___ MATERIAL PROVIDED ___

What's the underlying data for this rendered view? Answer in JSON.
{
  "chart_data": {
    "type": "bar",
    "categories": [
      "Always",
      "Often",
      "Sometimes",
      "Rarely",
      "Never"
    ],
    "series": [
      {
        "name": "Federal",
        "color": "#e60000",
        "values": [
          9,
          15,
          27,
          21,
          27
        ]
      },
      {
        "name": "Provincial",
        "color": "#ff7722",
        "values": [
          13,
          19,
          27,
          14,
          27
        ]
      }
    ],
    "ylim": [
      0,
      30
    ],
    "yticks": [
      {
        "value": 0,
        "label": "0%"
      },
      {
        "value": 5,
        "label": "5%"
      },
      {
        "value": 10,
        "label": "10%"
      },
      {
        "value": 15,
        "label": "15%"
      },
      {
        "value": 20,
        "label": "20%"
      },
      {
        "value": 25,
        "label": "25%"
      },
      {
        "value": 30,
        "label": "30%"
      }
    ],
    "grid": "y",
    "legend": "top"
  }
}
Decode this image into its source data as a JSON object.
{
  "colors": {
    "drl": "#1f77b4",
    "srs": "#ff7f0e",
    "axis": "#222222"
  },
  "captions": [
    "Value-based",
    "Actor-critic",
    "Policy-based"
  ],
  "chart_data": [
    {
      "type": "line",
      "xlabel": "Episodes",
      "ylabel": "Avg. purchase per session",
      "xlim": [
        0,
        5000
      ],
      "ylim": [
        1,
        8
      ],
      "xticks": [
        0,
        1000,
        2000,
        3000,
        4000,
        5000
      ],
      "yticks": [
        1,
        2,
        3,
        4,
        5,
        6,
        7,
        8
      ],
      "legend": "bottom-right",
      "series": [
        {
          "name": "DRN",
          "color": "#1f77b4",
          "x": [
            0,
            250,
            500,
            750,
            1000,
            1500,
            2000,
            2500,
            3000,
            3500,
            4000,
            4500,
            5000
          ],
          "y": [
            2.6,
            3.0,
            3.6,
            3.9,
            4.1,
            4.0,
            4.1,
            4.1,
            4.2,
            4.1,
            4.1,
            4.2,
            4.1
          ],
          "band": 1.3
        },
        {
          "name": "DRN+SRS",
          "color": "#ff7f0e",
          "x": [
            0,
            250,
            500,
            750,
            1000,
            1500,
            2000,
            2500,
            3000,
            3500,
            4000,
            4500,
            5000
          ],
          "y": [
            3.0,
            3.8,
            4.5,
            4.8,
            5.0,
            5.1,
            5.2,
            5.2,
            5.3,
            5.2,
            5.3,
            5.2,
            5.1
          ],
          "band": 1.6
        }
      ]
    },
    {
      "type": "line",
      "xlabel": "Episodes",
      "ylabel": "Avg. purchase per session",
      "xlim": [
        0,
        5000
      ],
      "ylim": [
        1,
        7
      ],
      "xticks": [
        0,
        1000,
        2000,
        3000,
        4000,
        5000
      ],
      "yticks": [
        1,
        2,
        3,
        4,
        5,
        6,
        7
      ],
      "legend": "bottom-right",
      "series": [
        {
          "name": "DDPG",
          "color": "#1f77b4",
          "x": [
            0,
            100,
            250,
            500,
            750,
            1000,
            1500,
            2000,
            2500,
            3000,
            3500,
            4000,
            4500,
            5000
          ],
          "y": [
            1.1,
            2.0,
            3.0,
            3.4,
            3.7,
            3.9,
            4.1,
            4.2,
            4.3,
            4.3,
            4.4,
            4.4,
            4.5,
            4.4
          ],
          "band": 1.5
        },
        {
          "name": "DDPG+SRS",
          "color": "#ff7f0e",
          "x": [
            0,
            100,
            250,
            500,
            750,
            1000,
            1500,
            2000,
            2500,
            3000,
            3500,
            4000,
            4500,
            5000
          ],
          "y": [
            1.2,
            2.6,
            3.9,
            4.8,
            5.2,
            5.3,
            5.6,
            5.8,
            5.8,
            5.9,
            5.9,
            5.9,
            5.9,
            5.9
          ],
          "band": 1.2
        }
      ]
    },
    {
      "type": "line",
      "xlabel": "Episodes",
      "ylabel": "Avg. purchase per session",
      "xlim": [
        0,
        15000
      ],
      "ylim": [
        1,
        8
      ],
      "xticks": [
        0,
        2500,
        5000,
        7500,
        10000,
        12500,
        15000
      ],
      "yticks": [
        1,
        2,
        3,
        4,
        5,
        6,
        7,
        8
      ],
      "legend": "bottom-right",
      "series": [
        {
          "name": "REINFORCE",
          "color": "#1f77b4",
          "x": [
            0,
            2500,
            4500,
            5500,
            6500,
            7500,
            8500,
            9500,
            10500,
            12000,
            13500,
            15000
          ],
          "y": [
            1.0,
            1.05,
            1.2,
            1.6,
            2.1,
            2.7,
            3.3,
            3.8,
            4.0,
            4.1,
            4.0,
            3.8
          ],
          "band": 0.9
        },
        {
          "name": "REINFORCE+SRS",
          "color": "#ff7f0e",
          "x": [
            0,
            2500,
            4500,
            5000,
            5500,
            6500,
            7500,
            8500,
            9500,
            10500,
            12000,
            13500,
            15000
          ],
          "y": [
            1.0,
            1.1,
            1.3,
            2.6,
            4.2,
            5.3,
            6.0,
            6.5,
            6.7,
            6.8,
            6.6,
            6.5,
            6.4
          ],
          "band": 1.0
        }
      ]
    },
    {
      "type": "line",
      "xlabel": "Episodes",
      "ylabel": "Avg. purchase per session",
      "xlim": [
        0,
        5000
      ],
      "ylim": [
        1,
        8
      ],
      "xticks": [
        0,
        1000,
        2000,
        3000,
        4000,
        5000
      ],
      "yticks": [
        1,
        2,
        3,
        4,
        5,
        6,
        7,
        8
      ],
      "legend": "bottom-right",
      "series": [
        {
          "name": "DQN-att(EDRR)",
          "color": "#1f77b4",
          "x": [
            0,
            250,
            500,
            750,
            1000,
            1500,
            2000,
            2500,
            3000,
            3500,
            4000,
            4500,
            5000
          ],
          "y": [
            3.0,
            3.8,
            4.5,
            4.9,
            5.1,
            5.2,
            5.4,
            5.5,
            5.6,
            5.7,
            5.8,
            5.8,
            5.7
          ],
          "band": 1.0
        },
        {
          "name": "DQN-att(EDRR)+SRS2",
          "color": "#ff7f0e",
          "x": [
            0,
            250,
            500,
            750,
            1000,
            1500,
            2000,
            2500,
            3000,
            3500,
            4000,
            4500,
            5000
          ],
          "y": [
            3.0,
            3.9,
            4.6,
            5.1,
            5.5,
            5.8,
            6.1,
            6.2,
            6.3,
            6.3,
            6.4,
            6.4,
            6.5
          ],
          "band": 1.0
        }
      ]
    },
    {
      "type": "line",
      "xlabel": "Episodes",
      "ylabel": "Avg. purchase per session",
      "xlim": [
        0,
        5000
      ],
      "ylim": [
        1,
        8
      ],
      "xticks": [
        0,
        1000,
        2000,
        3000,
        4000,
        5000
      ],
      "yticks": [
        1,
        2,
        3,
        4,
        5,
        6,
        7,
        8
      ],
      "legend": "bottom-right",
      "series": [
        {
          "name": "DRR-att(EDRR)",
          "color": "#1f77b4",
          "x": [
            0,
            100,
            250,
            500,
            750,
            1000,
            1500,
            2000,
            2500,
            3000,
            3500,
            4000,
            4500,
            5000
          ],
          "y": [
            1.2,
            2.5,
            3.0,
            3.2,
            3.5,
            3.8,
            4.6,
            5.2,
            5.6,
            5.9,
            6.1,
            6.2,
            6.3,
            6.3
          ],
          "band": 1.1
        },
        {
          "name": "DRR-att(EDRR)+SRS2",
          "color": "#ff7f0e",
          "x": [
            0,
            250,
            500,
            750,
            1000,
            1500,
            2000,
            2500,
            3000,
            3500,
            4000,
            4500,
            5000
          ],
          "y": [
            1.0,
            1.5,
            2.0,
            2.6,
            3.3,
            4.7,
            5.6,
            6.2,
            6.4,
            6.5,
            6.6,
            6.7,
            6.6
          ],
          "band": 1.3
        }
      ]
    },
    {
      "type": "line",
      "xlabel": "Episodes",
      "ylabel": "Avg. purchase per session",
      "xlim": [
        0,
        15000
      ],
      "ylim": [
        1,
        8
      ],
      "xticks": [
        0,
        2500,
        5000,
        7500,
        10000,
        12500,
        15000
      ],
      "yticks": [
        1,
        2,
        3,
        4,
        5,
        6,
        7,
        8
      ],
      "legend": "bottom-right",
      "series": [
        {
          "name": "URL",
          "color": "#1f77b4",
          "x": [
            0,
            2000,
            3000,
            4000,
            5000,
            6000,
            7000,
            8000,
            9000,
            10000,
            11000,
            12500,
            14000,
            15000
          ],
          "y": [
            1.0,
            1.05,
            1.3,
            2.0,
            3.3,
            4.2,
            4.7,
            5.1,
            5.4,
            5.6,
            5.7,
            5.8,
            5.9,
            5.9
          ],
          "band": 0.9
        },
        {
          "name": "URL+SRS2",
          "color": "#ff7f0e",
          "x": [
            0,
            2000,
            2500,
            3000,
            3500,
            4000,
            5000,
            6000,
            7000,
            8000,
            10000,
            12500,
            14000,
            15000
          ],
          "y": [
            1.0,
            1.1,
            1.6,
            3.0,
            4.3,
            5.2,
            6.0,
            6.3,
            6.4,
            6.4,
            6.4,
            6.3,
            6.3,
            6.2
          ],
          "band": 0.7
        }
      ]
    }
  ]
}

___

#### WHAT YOU NEED TO DO
Locate all lines holding the word "this", then copy them out.

#### WRITTEN ANSWER
What's the underlying data for this rendered view? Answer in JSON.
Decode this image into its source data as a JSON object.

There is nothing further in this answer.